§ What the task asks
Transcribe the data that follows precisely, omitting nothing.
-------- Data excerpts
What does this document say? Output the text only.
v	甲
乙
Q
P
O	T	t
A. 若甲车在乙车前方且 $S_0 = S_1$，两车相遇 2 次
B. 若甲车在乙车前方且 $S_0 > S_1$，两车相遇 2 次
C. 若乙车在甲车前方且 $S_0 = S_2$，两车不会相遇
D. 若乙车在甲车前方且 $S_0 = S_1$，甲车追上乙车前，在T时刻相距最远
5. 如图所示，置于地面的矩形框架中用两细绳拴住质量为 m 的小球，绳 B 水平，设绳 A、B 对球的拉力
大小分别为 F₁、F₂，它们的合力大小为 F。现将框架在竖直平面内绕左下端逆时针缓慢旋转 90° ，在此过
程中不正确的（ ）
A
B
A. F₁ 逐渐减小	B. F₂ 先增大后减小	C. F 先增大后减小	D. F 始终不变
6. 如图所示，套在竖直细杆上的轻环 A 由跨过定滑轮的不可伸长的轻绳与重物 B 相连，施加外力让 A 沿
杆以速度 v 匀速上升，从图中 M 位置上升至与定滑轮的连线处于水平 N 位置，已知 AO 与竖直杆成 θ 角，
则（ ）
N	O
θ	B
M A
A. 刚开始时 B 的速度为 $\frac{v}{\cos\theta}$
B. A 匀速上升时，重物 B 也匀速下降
----------------
§ Worked answer
What does this document say? Output the text only.
v	甲
乙
Q
P
O	T	t
A. 若甲车在乙车前方且 $S_0 = S_1$，两车相遇 2 次
B. 若甲车在乙车前方且 $S_0 > S_1$，两车相遇 2 次
C. 若乙车在甲车前方且 $S_0 = S_2$，两车不会相遇
D. 若乙车在甲车前方且 $S_0 = S_1$，甲车追上乙车前，在T时刻相距最远
5. 如图所示，置于地面的矩形框架中用两细绳拴住质量为 m 的小球，绳 B 水平，设绳 A、B 对球的拉力
大小分别为 F₁、F₂，它们的合力大小为 F。现将框架在竖直平面内绕左下端逆时针缓慢旋转 90° ，在此过
程中不正确的（ ）
A
B
A. F₁ 逐渐减小	B. F₂ 先增大后减小	C. F 先增大后减小	D. F 始终不变
6. 如图所示，套在竖直细杆上的轻环 A 由跨过定滑轮的不可伸长的轻绳与重物 B 相连，施加外力让 A 沿
杆以速度 v 匀速上升，从图中 M 位置上升至与定滑轮的连线处于水平 N 位置，已知 AO 与竖直杆成 θ 角，
则（ ）
N	O
θ	B
M A
A. 刚开始时 B 的速度为 $\frac{v}{\cos\theta}$
B. A 匀速上升时，重物 B 也匀速下降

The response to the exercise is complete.